== Work to be completed ==
Emit the data below verbatim, stripping out any pictures.

== Given records ==

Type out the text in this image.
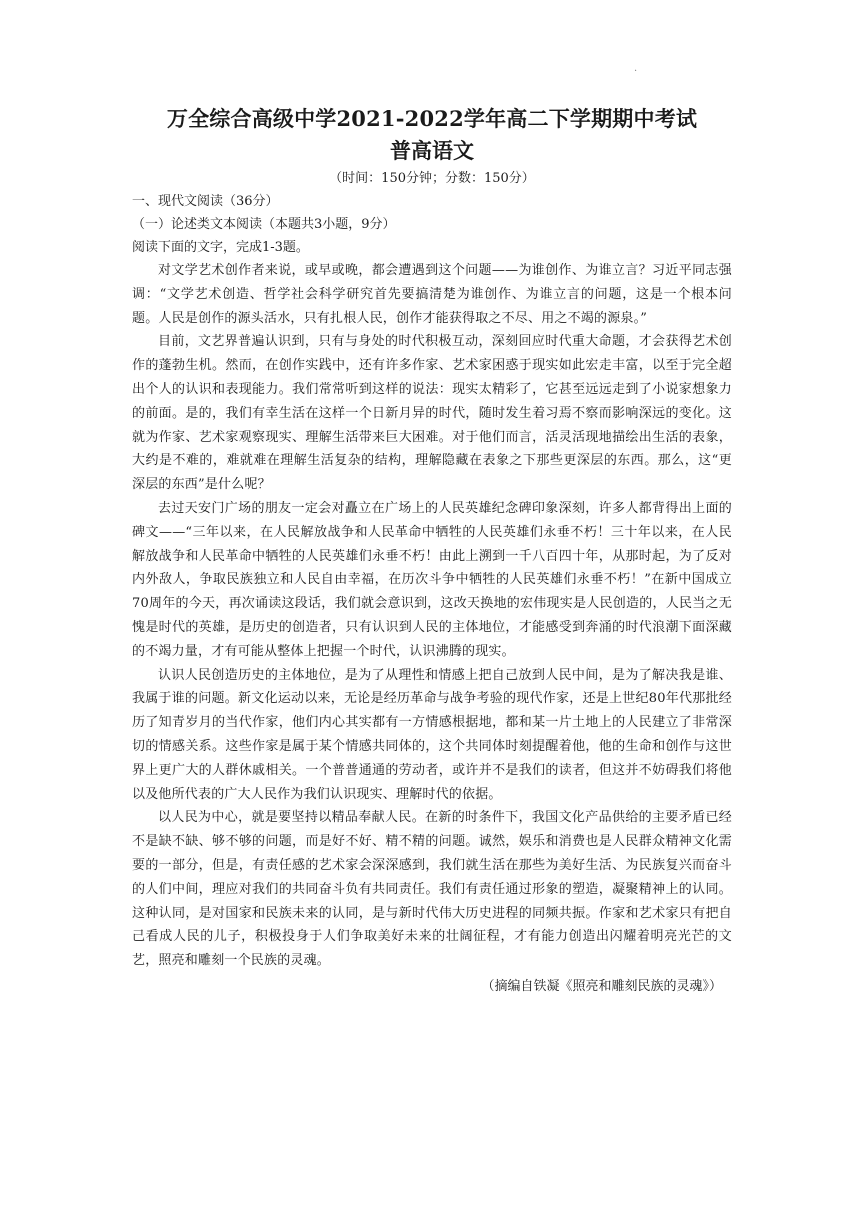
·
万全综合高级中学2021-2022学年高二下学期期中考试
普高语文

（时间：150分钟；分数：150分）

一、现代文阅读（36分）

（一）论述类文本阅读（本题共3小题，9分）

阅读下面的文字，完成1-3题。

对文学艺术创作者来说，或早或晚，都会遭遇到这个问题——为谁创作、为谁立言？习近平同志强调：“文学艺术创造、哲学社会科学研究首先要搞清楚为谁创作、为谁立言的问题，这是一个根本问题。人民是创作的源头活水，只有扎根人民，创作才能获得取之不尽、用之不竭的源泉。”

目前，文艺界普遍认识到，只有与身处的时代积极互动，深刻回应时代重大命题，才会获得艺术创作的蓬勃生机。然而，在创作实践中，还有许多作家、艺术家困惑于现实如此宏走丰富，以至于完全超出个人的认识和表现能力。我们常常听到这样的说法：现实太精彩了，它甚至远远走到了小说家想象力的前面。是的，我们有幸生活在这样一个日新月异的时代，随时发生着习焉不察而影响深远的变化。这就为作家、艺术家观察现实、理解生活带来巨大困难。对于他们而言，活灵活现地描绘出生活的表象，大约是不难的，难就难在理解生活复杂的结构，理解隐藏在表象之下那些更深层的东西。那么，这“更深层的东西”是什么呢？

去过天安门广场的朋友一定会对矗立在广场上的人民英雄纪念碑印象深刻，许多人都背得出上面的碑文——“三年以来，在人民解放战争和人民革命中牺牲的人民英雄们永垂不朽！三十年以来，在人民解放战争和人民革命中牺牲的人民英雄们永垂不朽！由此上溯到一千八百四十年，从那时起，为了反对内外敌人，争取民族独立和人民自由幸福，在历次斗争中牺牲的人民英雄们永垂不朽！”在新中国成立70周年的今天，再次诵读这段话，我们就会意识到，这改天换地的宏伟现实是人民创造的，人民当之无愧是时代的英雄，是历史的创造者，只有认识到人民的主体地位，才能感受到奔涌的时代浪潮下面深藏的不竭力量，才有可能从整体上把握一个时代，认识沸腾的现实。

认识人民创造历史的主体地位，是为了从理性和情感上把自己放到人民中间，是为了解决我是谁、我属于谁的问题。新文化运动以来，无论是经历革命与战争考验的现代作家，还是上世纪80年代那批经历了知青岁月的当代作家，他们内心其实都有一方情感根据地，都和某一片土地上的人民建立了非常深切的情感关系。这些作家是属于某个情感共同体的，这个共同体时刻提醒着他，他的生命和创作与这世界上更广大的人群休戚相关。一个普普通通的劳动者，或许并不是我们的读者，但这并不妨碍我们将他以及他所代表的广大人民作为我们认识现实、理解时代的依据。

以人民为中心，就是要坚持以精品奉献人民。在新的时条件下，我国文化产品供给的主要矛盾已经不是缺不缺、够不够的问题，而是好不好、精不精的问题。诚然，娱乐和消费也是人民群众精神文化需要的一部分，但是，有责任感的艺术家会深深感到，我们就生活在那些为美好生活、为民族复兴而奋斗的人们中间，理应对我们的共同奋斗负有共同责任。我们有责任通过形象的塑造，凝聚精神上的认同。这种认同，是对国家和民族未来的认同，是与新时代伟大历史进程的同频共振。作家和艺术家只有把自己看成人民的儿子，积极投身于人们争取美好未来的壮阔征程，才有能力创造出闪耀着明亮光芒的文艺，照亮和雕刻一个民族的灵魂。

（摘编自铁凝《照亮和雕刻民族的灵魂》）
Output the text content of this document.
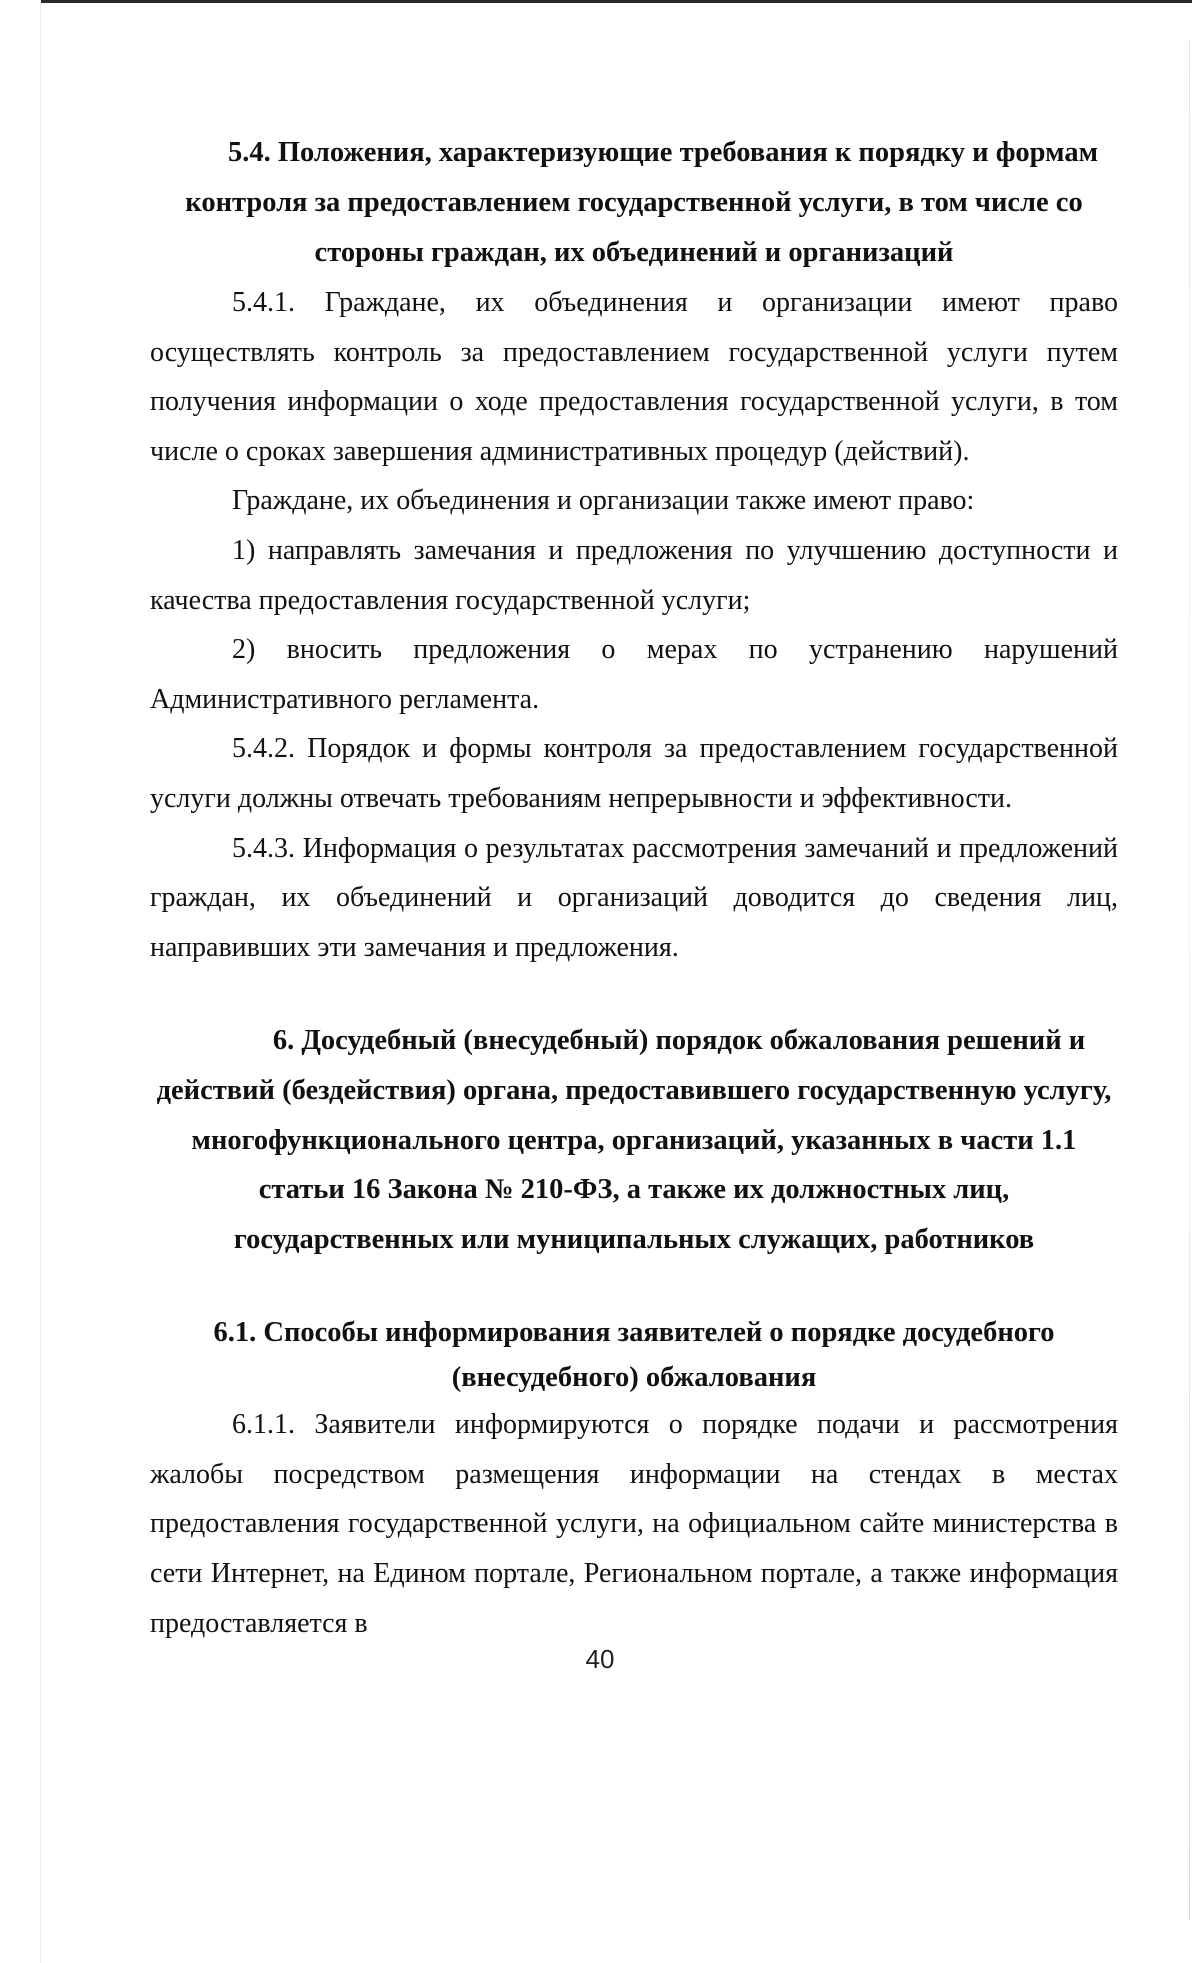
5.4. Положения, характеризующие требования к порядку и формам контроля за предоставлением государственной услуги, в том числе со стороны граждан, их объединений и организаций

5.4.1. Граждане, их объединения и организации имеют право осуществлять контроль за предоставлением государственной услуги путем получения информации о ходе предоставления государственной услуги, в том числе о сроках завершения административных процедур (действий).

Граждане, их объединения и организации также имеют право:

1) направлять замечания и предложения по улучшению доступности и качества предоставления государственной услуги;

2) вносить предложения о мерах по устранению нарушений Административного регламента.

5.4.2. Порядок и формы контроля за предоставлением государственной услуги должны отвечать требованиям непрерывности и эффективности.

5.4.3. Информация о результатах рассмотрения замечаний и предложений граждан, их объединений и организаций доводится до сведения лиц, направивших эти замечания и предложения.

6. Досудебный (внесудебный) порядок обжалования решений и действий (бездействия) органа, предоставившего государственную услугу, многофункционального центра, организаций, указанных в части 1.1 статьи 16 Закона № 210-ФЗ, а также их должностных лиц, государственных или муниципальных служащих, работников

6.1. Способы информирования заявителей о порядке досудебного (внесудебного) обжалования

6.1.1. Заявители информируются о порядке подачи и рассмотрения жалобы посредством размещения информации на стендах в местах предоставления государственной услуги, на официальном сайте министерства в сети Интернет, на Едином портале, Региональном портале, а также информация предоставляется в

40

== Full response ==
Type out the text in this image.
·
万全综合高级中学2021-2022学年高二下学期期中考试
普高语文

（时间：150分钟；分数：150分）

一、现代文阅读（36分）

（一）论述类文本阅读（本题共3小题，9分）

阅读下面的文字，完成1-3题。

对文学艺术创作者来说，或早或晚，都会遭遇到这个问题——为谁创作、为谁立言？习近平同志强调：“文学艺术创造、哲学社会科学研究首先要搞清楚为谁创作、为谁立言的问题，这是一个根本问题。人民是创作的源头活水，只有扎根人民，创作才能获得取之不尽、用之不竭的源泉。”

目前，文艺界普遍认识到，只有与身处的时代积极互动，深刻回应时代重大命题，才会获得艺术创作的蓬勃生机。然而，在创作实践中，还有许多作家、艺术家困惑于现实如此宏走丰富，以至于完全超出个人的认识和表现能力。我们常常听到这样的说法：现实太精彩了，它甚至远远走到了小说家想象力的前面。是的，我们有幸生活在这样一个日新月异的时代，随时发生着习焉不察而影响深远的变化。这就为作家、艺术家观察现实、理解生活带来巨大困难。对于他们而言，活灵活现地描绘出生活的表象，大约是不难的，难就难在理解生活复杂的结构，理解隐藏在表象之下那些更深层的东西。那么，这“更深层的东西”是什么呢？

去过天安门广场的朋友一定会对矗立在广场上的人民英雄纪念碑印象深刻，许多人都背得出上面的碑文——“三年以来，在人民解放战争和人民革命中牺牲的人民英雄们永垂不朽！三十年以来，在人民解放战争和人民革命中牺牲的人民英雄们永垂不朽！由此上溯到一千八百四十年，从那时起，为了反对内外敌人，争取民族独立和人民自由幸福，在历次斗争中牺牲的人民英雄们永垂不朽！”在新中国成立70周年的今天，再次诵读这段话，我们就会意识到，这改天换地的宏伟现实是人民创造的，人民当之无愧是时代的英雄，是历史的创造者，只有认识到人民的主体地位，才能感受到奔涌的时代浪潮下面深藏的不竭力量，才有可能从整体上把握一个时代，认识沸腾的现实。

认识人民创造历史的主体地位，是为了从理性和情感上把自己放到人民中间，是为了解决我是谁、我属于谁的问题。新文化运动以来，无论是经历革命与战争考验的现代作家，还是上世纪80年代那批经历了知青岁月的当代作家，他们内心其实都有一方情感根据地，都和某一片土地上的人民建立了非常深切的情感关系。这些作家是属于某个情感共同体的，这个共同体时刻提醒着他，他的生命和创作与这世界上更广大的人群休戚相关。一个普普通通的劳动者，或许并不是我们的读者，但这并不妨碍我们将他以及他所代表的广大人民作为我们认识现实、理解时代的依据。

以人民为中心，就是要坚持以精品奉献人民。在新的时条件下，我国文化产品供给的主要矛盾已经不是缺不缺、够不够的问题，而是好不好、精不精的问题。诚然，娱乐和消费也是人民群众精神文化需要的一部分，但是，有责任感的艺术家会深深感到，我们就生活在那些为美好生活、为民族复兴而奋斗的人们中间，理应对我们的共同奋斗负有共同责任。我们有责任通过形象的塑造，凝聚精神上的认同。这种认同，是对国家和民族未来的认同，是与新时代伟大历史进程的同频共振。作家和艺术家只有把自己看成人民的儿子，积极投身于人们争取美好未来的壮阔征程，才有能力创造出闪耀着明亮光芒的文艺，照亮和雕刻一个民族的灵魂。

（摘编自铁凝《照亮和雕刻民族的灵魂》）
Output the text content of this document.
5.4. Положения, характеризующие требования к порядку и формам контроля за предоставлением государственной услуги, в том числе со стороны граждан, их объединений и организаций

5.4.1. Граждане, их объединения и организации имеют право осуществлять контроль за предоставлением государственной услуги путем получения информации о ходе предоставления государственной услуги, в том числе о сроках завершения административных процедур (действий).

Граждане, их объединения и организации также имеют право:

1) направлять замечания и предложения по улучшению доступности и качества предоставления государственной услуги;

2) вносить предложения о мерах по устранению нарушений Административного регламента.

5.4.2. Порядок и формы контроля за предоставлением государственной услуги должны отвечать требованиям непрерывности и эффективности.

5.4.3. Информация о результатах рассмотрения замечаний и предложений граждан, их объединений и организаций доводится до сведения лиц, направивших эти замечания и предложения.

6. Досудебный (внесудебный) порядок обжалования решений и действий (бездействия) органа, предоставившего государственную услугу, многофункционального центра, организаций, указанных в части 1.1 статьи 16 Закона № 210-ФЗ, а также их должностных лиц, государственных или муниципальных служащих, работников

6.1. Способы информирования заявителей о порядке досудебного (внесудебного) обжалования

6.1.1. Заявители информируются о порядке подачи и рассмотрения жалобы посредством размещения информации на стендах в местах предоставления государственной услуги, на официальном сайте министерства в сети Интернет, на Едином портале, Региональном портале, а также информация предоставляется в

40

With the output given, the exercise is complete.